[BEGIN Extracted material]

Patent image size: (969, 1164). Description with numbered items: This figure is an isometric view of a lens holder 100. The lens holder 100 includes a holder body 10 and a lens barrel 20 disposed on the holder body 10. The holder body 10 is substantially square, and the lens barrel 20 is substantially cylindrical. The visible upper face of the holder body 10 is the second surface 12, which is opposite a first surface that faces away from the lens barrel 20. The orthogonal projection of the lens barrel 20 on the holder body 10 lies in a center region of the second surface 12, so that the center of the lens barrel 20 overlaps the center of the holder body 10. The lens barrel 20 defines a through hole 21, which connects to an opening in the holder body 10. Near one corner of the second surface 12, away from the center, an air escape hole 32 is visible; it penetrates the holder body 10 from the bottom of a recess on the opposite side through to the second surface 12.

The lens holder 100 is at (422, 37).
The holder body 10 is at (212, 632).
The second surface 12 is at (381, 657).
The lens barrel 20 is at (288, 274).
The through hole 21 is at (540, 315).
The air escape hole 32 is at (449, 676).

[END Extracted material]

- Problem details: Print every line of the rows above word for word, changing nothing.

- Written solution:
Patent image size: (969, 1164). Description with numbered items: This figure is an isometric view of a lens holder 100. The lens holder 100 includes a holder body 10 and a lens barrel 20 disposed on the holder body 10. The holder body 10 is substantially square, and the lens barrel 20 is substantially cylindrical. The visible upper face of the holder body 10 is the second surface 12, which is opposite a first surface that faces away from the lens barrel 20. The orthogonal projection of the lens barrel 20 on the holder body 10 lies in a center region of the second surface 12, so that the center of the lens barrel 20 overlaps the center of the holder body 10. The lens barrel 20 defines a through hole 21, which connects to an opening in the holder body 10. Near one corner of the second surface 12, away from the center, an air escape hole 32 is visible; it penetrates the holder body 10 from the bottom of a recess on the opposite side through to the second surface 12.

The lens holder 100 is at (422, 37).
The holder body 10 is at (212, 632).
The second surface 12 is at (381, 657).
The lens barrel 20 is at (288, 274).
The through hole 21 is at (540, 315).
The air escape hole 32 is at (449, 676).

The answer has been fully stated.